▶ _Stated problem_
All entries are to be quoted exactly; the images stay out of the copy.

▶ _The input_
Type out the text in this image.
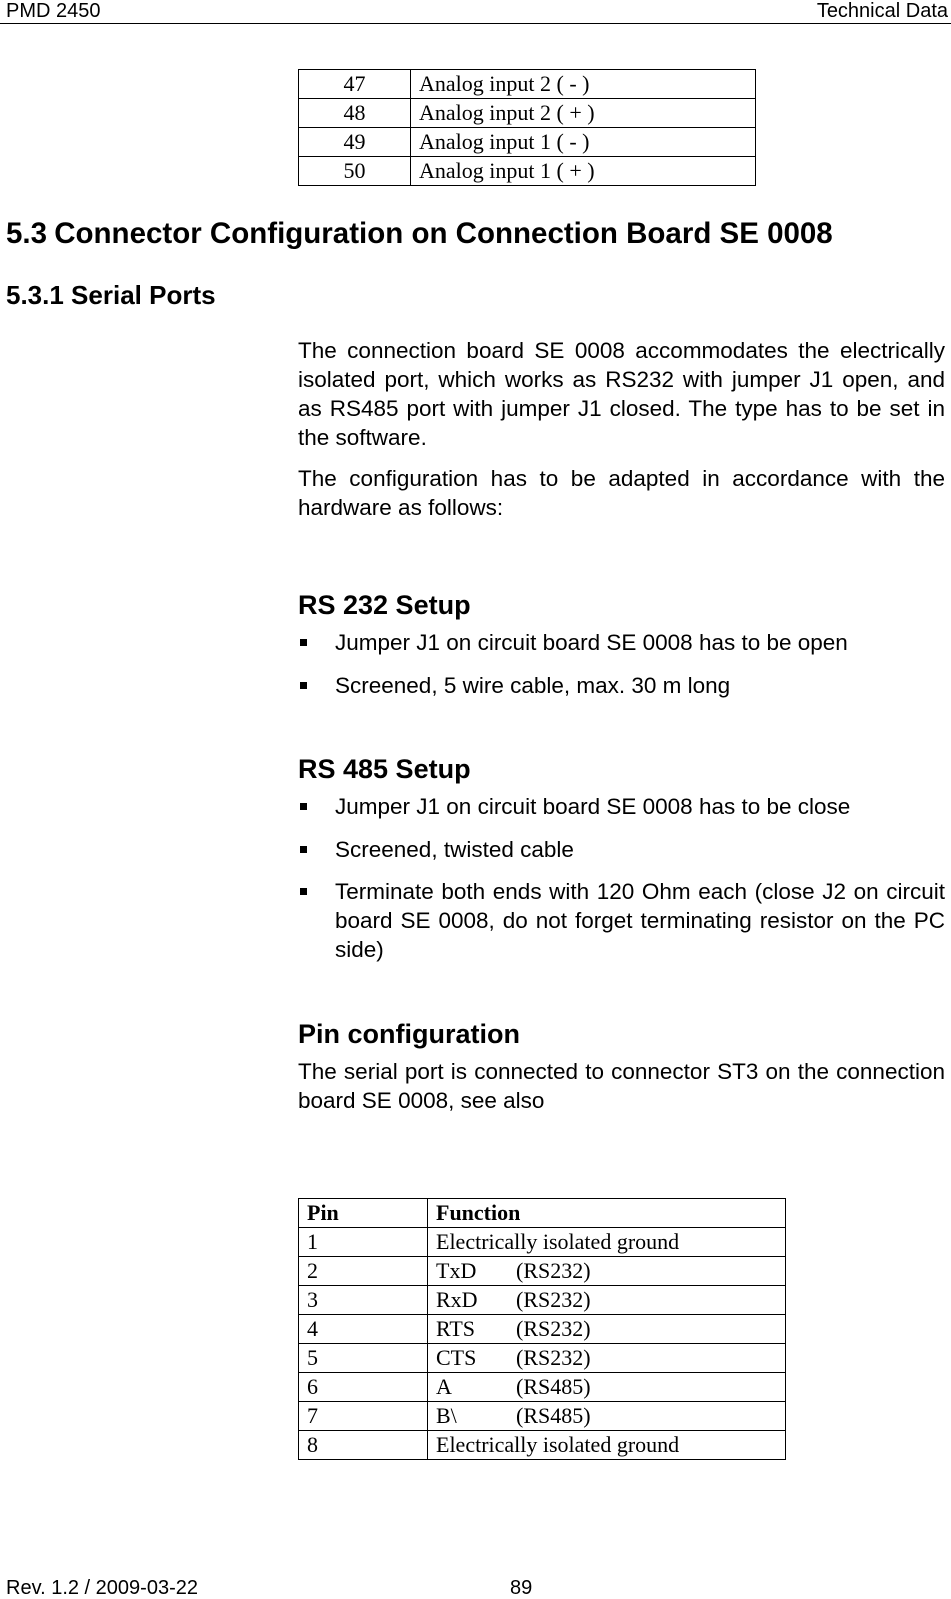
PMD 2450	Technical Data
47	Analog input 2 ( - )
48	Analog input 2 ( + )
49	Analog input 1 ( - )
50	Analog input 1 ( + )
5.3 Connector Configuration on Connection Board SE 0008
5.3.1 Serial Ports
The connection board SE 0008 accommodates the electrically isolated port, which works as RS232 with jumper J1 open, and as RS485 port with jumper J1 closed. The type has to be set in the software.
The configuration has to be adapted in accordance with the hardware as follows:
RS 232 Setup
Jumper J1 on circuit board SE 0008 has to be open
Screened, 5 wire cable, max. 30 m long
RS 485 Setup
Jumper J1 on circuit board SE 0008 has to be close
Screened, twisted cable
Terminate both ends with 120 Ohm each (close J2 on circuit board SE 0008, do not forget terminating resistor on the PC side)
Pin configuration
The serial port is connected to connector ST3 on the connection board SE 0008, see also
Pin	Function
1	Electrically isolated ground
2	TxD (RS232)
3	RxD (RS232)
4	RTS (RS232)
5	CTS (RS232)
6	A (RS485)
7	B\ (RS485)
8	Electrically isolated ground
Rev. 1.2 / 2009-03-22	89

▶ _Response to the exercise_
Type out the text in this image.
PMD 2450	Technical Data
47	Analog input 2 ( - )
48	Analog input 2 ( + )
49	Analog input 1 ( - )
50	Analog input 1 ( + )
5.3 Connector Configuration on Connection Board SE 0008
5.3.1 Serial Ports
The connection board SE 0008 accommodates the electrically isolated port, which works as RS232 with jumper J1 open, and as RS485 port with jumper J1 closed. The type has to be set in the software.
The configuration has to be adapted in accordance with the hardware as follows:
RS 232 Setup
Jumper J1 on circuit board SE 0008 has to be open
Screened, 5 wire cable, max. 30 m long
RS 485 Setup
Jumper J1 on circuit board SE 0008 has to be close
Screened, twisted cable
Terminate both ends with 120 Ohm each (close J2 on circuit board SE 0008, do not forget terminating resistor on the PC side)
Pin configuration
The serial port is connected to connector ST3 on the connection board SE 0008, see also
Pin	Function
1	Electrically isolated ground
2	TxD (RS232)
3	RxD (RS232)
4	RTS (RS232)
5	CTS (RS232)
6	A (RS485)
7	B\ (RS485)
8	Electrically isolated ground
Rev. 1.2 / 2009-03-22	89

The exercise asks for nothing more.